• _GIVEN REQUEST_:
Review the material line by line. Identify and copy every line that contains the string "this".
━━━━━ DATA TO USE
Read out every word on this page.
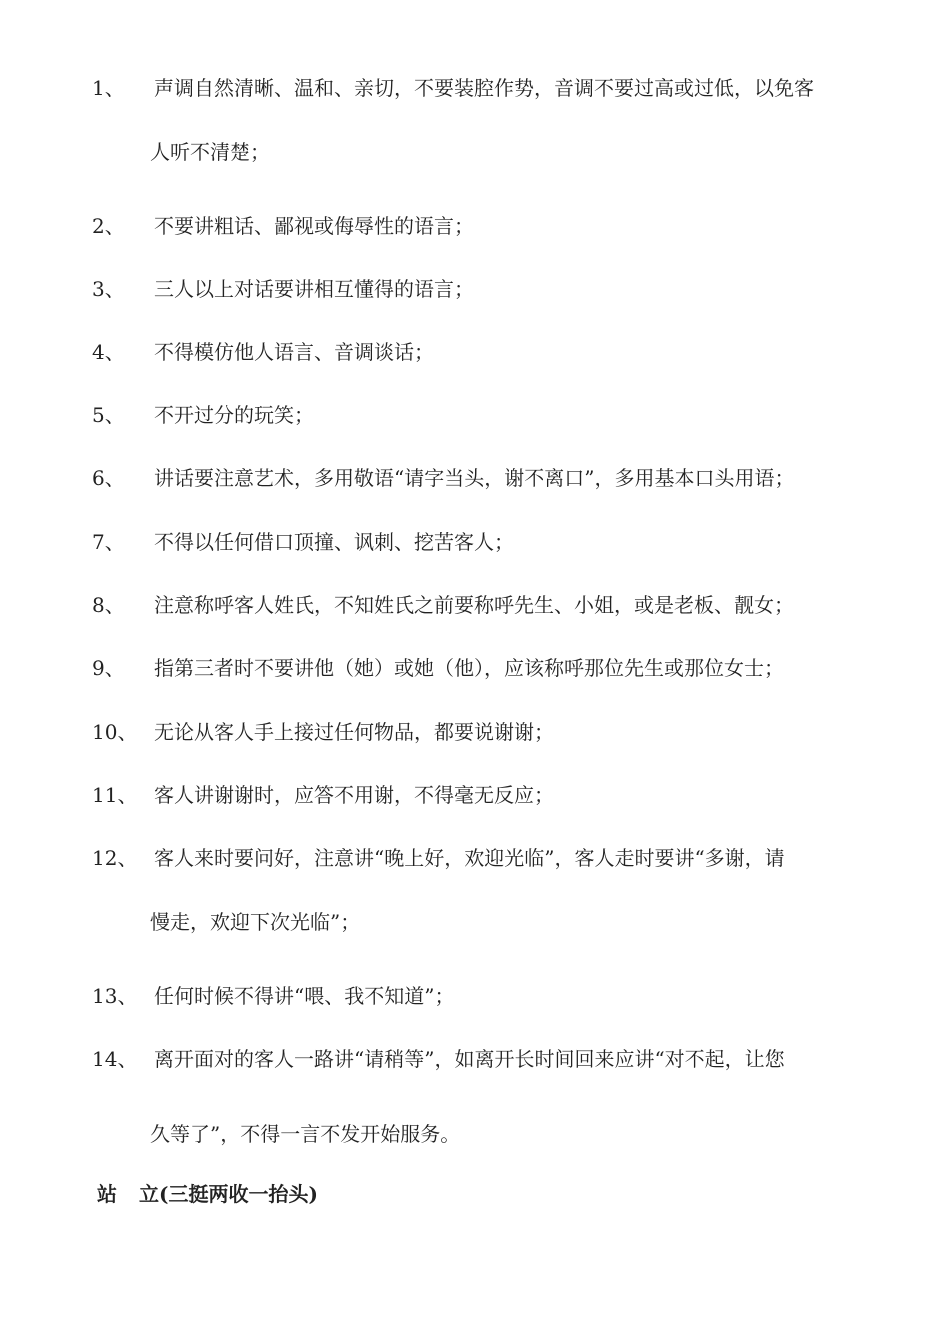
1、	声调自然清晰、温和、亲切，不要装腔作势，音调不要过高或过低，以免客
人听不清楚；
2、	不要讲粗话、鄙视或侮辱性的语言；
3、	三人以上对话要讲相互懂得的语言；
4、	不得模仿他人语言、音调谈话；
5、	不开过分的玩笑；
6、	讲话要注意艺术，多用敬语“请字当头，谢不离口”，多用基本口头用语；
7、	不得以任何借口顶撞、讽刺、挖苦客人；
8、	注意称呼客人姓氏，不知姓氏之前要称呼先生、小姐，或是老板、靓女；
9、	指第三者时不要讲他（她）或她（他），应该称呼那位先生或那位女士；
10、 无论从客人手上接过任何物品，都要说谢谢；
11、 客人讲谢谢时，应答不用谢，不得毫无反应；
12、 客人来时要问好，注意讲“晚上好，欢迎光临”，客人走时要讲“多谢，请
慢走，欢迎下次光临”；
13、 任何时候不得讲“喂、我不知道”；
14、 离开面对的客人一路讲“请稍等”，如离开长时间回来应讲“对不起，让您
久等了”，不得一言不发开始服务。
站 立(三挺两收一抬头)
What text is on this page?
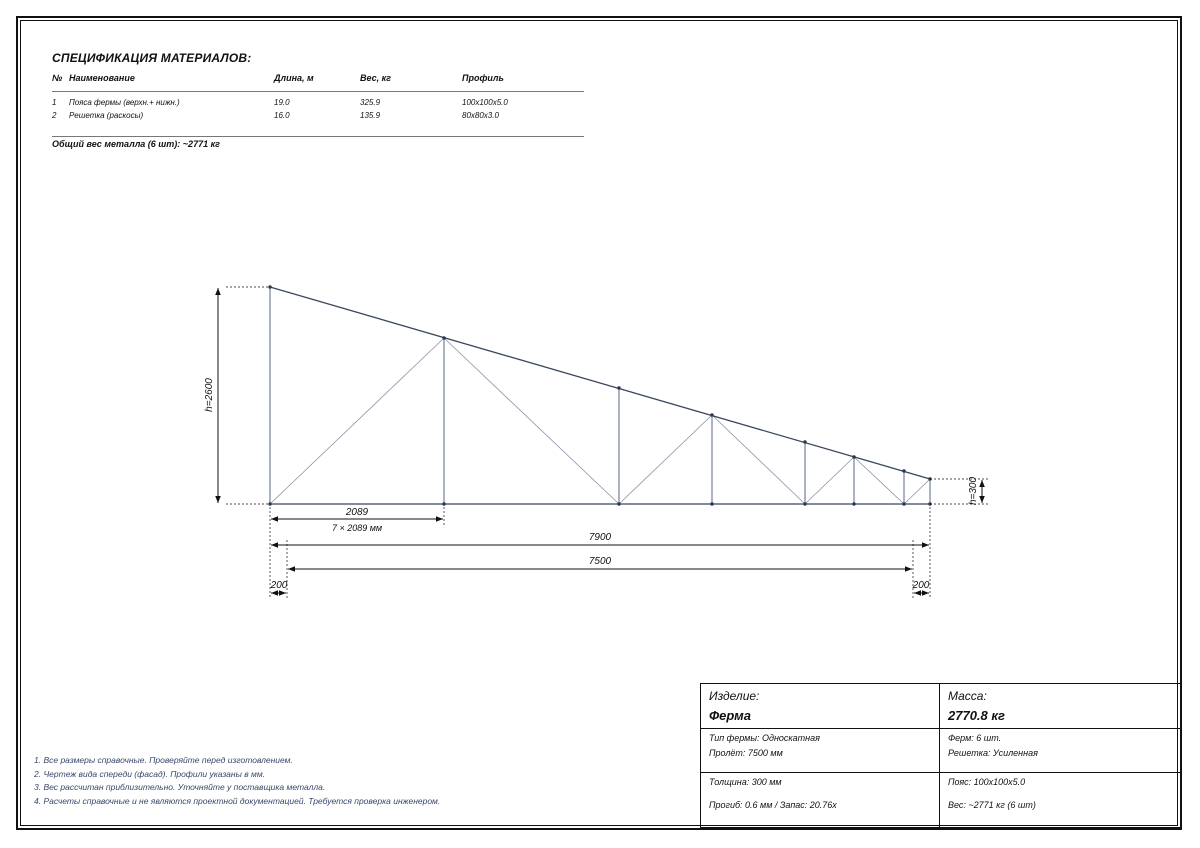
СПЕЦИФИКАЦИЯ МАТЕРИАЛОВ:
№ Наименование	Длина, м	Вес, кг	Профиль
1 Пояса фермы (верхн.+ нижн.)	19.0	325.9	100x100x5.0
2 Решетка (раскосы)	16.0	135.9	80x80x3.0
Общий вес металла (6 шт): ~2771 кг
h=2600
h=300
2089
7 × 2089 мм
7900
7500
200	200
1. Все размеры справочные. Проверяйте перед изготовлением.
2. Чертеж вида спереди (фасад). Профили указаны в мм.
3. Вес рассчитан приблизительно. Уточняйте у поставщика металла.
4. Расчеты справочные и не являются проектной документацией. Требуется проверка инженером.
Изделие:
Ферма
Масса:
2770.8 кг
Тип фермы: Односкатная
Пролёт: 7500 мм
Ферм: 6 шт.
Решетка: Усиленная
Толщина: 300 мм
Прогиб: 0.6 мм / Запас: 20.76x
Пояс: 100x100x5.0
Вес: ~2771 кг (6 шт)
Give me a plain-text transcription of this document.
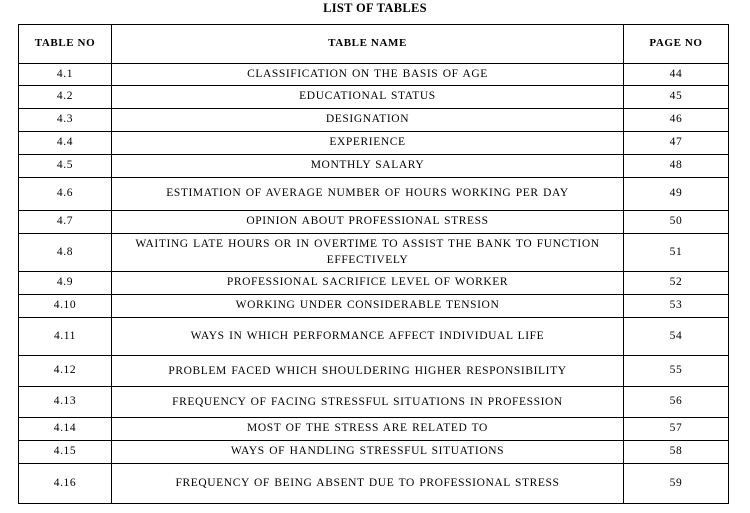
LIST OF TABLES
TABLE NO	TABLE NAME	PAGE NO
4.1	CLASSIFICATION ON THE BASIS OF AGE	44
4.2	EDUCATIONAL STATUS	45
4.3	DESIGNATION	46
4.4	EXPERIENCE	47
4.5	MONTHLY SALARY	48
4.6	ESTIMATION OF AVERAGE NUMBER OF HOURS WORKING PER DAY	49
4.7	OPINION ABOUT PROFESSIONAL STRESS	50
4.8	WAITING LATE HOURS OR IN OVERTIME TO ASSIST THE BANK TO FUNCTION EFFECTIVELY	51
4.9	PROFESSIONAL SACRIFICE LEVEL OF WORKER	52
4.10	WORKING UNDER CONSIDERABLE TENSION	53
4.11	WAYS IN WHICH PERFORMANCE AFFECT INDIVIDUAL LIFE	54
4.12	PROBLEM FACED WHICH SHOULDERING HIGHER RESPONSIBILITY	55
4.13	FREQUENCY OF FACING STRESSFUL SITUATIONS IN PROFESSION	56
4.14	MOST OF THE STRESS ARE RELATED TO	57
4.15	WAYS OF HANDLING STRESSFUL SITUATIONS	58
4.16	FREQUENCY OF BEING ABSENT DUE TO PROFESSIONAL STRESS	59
━━━━━━━━━━
━━━━━ DATA TO USE
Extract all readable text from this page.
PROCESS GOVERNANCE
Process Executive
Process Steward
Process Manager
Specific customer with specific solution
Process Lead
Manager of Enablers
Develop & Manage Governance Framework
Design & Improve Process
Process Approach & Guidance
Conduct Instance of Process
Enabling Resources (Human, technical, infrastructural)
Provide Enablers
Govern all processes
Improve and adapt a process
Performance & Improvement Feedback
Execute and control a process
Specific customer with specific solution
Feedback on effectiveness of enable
━━━━━━━━━━
━━━━━ DATA TO USE
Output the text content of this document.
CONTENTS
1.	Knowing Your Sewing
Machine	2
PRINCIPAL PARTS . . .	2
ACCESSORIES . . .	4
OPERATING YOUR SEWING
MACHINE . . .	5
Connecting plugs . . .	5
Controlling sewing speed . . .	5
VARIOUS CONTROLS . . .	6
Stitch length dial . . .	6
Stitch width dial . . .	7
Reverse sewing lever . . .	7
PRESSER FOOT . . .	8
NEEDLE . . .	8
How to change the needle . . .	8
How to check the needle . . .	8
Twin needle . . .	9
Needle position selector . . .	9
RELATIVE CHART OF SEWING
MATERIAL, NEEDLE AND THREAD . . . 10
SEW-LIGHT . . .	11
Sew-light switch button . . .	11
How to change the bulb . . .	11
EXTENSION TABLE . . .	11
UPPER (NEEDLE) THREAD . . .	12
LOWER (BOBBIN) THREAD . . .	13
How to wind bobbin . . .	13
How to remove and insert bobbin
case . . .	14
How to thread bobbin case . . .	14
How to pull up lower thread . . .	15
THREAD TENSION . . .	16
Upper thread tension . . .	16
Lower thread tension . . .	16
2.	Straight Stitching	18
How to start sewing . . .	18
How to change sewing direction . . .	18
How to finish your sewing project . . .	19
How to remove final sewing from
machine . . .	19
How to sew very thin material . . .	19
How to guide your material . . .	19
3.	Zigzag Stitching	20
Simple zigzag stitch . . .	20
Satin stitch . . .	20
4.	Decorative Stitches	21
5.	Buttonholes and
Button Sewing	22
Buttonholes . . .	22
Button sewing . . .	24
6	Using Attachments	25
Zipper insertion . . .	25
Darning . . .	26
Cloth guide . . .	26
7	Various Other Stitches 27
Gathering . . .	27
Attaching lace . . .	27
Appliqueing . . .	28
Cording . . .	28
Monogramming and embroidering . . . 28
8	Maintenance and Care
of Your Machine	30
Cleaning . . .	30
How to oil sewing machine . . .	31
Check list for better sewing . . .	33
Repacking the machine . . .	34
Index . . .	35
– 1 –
━━━━━━━━━━
• _TASK SOLUTION_:
Read out every word on this page.
What text is on this page?
Give me a plain-text transcription of this document.
Extract all readable text from this page.
Output the text content of this document.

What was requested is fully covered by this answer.